▶ What is being asked: Type out all the records word for word. Any pictures are to be left out.

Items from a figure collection
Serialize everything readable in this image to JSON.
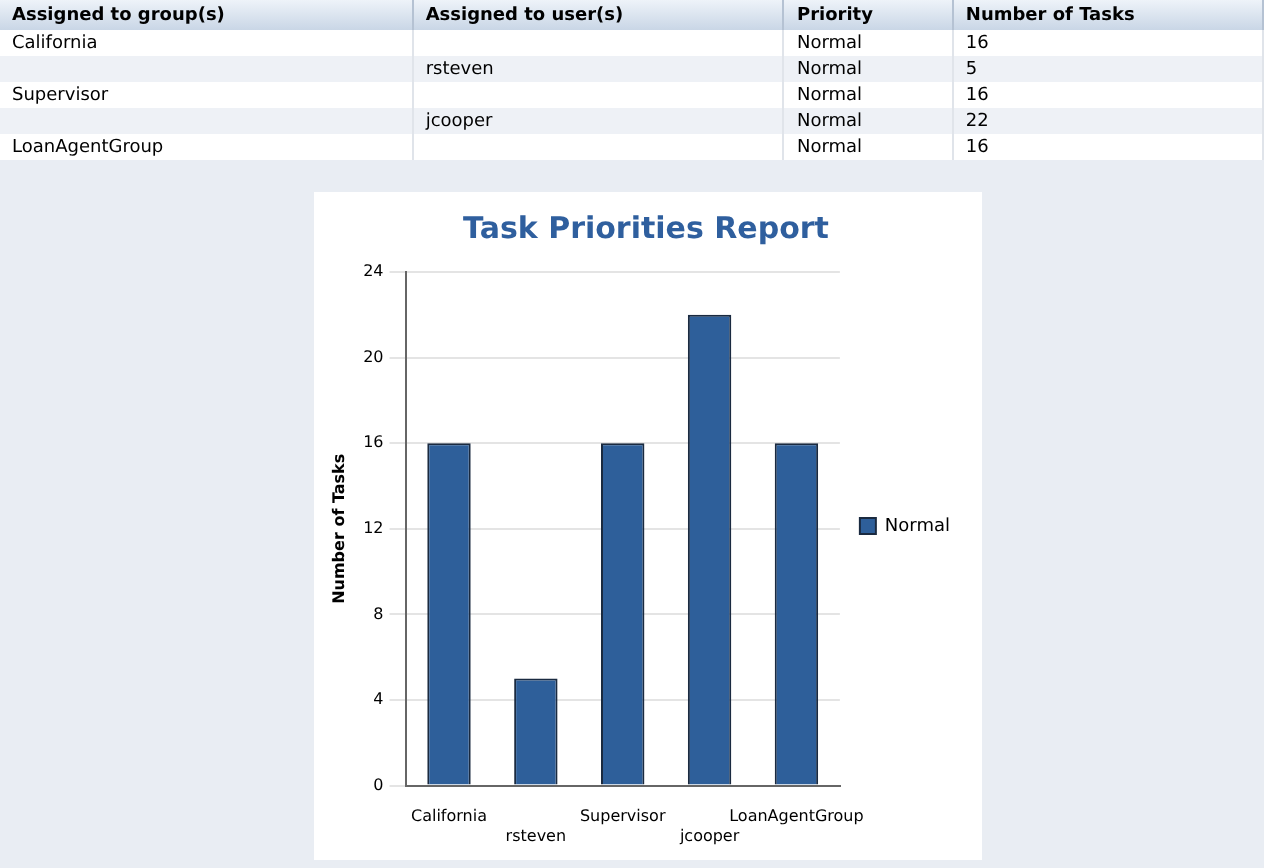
{
  "chart_data": {
    "type": "bar",
    "title": "Task Priorities Report",
    "ylabel": "Number of Tasks",
    "categories": [
      "California",
      "rsteven",
      "Supervisor",
      "jcooper",
      "LoanAgentGroup"
    ],
    "series": [
      {
        "name": "Normal",
        "color": "#2e5f9a",
        "values": [
          16,
          5,
          16,
          22,
          16
        ]
      }
    ],
    "ylim": [
      0,
      24
    ],
    "yticks": [
      0,
      4,
      8,
      12,
      16,
      20,
      24
    ],
    "grid": "y",
    "legend": "right",
    "annotations": [
      "Assigned to group(s)",
      "Assigned to user(s)",
      "Priority",
      "Number of Tasks",
      "16",
      "5",
      "16",
      "22",
      "16"
    ]
  }
}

▶ Reply to the task:
Serialize everything readable in this image to JSON.
{
  "chart_data": {
    "type": "bar",
    "title": "Task Priorities Report",
    "ylabel": "Number of Tasks",
    "categories": [
      "California",
      "rsteven",
      "Supervisor",
      "jcooper",
      "LoanAgentGroup"
    ],
    "series": [
      {
        "name": "Normal",
        "color": "#2e5f9a",
        "values": [
          16,
          5,
          16,
          22,
          16
        ]
      }
    ],
    "ylim": [
      0,
      24
    ],
    "yticks": [
      0,
      4,
      8,
      12,
      16,
      20,
      24
    ],
    "grid": "y",
    "legend": "right",
    "annotations": [
      "Assigned to group(s)",
      "Assigned to user(s)",
      "Priority",
      "Number of Tasks",
      "16",
      "5",
      "16",
      "22",
      "16"
    ]
  }
}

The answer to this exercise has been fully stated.